§ **Written task**
Count the lines below that contain the word "JSON", and give only that number.

§ **Data in this exercise**
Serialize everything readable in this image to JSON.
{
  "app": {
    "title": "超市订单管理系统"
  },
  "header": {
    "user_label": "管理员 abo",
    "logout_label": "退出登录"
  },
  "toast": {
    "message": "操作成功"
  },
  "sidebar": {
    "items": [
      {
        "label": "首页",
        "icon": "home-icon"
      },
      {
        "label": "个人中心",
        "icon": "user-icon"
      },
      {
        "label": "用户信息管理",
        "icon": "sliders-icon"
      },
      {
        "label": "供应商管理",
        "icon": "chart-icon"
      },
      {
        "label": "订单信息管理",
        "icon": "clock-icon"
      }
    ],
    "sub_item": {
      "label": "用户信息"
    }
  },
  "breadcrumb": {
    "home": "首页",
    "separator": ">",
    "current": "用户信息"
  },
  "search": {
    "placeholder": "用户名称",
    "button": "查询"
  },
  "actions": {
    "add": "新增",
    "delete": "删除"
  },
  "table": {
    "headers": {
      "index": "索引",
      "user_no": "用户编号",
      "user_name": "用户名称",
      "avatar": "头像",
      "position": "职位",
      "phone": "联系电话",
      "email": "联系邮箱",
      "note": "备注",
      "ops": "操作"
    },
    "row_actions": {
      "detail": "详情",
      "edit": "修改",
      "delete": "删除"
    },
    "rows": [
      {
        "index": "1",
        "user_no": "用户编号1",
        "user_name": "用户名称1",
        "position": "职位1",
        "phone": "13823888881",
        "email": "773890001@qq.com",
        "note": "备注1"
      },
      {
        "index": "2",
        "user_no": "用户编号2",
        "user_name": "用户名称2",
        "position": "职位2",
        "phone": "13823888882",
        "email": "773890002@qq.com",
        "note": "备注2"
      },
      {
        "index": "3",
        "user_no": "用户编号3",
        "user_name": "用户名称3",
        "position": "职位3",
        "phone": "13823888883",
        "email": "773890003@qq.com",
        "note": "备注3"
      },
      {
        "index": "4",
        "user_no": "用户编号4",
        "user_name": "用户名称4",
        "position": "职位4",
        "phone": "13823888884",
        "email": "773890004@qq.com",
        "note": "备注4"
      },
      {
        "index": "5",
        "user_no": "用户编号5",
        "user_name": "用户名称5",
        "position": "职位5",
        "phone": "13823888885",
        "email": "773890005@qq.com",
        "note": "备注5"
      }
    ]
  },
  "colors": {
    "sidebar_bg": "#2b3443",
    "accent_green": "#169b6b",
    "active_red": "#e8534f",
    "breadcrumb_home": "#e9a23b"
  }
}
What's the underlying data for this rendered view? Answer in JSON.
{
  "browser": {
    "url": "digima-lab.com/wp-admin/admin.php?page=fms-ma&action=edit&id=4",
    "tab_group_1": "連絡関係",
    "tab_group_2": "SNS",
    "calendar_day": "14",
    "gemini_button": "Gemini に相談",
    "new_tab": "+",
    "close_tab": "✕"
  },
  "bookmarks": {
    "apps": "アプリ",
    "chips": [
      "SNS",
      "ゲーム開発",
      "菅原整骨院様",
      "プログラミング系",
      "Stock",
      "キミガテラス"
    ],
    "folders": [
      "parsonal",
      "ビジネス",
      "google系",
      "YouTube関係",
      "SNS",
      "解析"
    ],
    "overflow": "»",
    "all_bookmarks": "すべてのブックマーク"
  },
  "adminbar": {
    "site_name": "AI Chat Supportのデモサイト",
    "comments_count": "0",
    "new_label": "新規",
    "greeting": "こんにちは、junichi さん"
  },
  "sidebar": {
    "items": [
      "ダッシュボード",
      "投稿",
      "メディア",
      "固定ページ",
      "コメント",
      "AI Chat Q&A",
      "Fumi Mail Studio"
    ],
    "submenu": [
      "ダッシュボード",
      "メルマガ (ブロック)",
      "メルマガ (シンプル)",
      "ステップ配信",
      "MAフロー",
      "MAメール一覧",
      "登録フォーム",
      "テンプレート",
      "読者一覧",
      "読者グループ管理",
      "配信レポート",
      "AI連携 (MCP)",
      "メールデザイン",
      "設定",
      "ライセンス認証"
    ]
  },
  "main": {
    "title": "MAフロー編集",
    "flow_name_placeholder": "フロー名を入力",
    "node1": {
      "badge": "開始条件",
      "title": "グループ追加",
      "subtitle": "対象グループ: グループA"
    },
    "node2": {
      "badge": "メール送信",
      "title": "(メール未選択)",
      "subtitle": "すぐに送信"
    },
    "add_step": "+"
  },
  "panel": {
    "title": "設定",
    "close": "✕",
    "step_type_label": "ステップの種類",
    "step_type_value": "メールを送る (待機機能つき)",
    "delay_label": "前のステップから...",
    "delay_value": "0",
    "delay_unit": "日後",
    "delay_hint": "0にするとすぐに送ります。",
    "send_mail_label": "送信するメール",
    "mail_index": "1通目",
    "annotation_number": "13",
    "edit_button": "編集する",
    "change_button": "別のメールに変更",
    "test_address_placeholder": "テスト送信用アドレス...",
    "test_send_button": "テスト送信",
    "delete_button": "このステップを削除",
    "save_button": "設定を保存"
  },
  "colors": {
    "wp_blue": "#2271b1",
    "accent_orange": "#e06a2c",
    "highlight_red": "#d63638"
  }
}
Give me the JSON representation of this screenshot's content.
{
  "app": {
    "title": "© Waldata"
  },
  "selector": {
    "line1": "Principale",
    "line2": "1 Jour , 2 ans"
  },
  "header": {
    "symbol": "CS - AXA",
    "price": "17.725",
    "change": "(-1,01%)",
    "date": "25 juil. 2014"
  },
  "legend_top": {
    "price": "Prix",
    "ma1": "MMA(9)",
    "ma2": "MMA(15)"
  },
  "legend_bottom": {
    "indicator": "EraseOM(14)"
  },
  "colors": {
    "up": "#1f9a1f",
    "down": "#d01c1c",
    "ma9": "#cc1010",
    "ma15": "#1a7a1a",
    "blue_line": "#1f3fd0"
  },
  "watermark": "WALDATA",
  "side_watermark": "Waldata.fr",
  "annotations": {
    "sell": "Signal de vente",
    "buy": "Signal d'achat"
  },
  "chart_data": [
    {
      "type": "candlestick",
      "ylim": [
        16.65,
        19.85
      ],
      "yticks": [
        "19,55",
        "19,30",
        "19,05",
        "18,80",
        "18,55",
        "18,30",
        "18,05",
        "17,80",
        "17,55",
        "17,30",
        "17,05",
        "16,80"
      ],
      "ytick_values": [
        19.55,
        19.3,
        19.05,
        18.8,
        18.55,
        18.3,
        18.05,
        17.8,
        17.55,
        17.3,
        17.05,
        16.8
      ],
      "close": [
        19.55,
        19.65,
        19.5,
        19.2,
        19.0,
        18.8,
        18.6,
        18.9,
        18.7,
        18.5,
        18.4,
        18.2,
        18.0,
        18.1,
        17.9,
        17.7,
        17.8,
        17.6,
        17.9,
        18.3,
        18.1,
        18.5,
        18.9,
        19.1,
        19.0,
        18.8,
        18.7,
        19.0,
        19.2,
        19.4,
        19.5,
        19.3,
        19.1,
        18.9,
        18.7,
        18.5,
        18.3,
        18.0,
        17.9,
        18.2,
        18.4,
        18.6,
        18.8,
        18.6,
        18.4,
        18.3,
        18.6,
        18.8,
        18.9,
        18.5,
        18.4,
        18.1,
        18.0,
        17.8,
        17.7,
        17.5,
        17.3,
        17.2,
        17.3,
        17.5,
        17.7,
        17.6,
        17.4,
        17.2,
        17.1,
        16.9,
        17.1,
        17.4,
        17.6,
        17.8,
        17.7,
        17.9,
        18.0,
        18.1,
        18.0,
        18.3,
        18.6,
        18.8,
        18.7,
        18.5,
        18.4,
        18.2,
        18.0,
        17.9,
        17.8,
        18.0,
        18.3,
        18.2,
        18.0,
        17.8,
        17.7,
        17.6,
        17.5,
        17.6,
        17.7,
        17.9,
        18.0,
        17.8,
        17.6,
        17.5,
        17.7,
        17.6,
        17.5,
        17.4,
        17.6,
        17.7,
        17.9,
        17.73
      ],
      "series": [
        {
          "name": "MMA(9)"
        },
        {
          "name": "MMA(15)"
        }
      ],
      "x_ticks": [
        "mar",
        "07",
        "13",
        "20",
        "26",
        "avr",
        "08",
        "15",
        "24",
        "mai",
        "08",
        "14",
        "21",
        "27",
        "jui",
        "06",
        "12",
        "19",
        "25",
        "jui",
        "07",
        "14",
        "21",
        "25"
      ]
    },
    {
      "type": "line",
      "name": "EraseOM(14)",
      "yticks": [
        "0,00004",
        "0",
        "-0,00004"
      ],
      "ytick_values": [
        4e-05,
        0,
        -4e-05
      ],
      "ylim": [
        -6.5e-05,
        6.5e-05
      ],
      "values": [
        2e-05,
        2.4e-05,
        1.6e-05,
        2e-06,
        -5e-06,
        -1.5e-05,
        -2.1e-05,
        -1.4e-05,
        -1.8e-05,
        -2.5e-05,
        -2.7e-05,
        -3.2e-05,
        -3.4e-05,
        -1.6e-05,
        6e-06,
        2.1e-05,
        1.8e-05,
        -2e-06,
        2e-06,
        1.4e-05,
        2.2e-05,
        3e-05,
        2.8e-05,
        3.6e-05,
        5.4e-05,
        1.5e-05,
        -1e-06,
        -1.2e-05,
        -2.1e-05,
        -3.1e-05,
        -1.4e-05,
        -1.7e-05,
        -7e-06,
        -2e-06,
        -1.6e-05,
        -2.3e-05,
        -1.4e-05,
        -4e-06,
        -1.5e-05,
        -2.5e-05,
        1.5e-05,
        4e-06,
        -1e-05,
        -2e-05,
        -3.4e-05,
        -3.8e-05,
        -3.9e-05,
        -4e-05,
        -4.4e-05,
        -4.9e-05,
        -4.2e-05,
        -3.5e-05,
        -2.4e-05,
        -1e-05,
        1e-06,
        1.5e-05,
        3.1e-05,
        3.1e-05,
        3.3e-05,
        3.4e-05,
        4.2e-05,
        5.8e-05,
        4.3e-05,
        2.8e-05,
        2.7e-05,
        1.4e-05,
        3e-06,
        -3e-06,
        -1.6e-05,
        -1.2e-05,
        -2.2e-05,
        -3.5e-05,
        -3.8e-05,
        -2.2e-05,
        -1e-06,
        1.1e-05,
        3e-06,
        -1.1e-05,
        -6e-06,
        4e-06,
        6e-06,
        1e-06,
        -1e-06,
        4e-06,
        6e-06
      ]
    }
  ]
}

§ **Output**
3